Items from a data source:
^^^^^^^^^^^^^^^^

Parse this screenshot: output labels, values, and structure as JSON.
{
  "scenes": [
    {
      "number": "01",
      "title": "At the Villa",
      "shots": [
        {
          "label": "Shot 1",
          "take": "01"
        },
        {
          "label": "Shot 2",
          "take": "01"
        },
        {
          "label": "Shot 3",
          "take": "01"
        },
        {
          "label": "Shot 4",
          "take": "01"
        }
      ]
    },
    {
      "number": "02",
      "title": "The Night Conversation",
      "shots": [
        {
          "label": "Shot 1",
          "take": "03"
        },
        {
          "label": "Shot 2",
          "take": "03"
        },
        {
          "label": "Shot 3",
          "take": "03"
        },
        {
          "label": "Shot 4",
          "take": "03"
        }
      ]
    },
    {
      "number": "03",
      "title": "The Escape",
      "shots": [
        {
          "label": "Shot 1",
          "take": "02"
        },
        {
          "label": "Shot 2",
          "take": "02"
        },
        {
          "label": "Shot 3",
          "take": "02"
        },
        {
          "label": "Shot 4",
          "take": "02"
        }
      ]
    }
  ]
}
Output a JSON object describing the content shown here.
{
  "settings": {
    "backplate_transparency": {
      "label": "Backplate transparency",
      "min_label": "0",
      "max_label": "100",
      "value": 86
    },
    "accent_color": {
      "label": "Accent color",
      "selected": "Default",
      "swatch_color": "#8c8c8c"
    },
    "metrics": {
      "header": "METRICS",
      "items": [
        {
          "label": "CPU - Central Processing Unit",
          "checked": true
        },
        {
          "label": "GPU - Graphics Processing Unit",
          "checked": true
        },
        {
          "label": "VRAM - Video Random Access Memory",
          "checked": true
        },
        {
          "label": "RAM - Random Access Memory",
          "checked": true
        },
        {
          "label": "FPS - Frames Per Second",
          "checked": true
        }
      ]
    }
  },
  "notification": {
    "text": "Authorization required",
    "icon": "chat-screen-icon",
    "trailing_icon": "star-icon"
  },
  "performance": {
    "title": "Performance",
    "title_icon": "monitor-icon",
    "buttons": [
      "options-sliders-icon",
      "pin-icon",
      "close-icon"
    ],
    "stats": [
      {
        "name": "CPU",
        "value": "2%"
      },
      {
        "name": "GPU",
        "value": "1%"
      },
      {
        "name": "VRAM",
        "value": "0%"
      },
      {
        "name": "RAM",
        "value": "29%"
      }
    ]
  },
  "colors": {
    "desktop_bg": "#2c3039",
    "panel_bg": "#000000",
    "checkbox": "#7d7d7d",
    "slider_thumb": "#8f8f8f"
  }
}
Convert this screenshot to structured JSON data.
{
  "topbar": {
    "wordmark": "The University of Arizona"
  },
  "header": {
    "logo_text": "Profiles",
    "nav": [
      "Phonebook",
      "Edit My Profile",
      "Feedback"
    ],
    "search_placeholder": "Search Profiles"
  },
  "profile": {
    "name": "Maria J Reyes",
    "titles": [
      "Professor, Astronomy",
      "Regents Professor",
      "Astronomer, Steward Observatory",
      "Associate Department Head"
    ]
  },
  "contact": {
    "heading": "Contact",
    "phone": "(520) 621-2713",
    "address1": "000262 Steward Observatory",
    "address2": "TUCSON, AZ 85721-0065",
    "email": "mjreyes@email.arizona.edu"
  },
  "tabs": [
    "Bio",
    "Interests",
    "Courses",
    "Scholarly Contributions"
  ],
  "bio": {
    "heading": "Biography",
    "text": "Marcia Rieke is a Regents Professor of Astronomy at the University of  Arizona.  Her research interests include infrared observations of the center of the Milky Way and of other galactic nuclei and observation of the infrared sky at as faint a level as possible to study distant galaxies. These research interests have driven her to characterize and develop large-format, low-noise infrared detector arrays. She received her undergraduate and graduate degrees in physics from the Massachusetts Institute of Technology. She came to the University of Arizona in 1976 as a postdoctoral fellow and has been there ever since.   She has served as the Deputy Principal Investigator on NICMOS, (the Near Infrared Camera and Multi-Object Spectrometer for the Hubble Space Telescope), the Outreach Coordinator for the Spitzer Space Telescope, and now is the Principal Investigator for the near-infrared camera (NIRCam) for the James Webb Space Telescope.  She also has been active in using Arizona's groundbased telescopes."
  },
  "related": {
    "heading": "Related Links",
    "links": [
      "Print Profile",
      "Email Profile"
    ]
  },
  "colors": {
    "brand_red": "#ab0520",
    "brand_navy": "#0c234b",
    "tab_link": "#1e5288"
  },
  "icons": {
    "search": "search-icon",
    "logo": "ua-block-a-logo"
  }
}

^^^^^^^^^^^^^^^^

Task requirements: In the records, locate each line holding the string "screenshot" and copy it.

Worked solution:
Parse this screenshot: output labels, values, and structure as JSON.
Convert this screenshot to structured JSON data.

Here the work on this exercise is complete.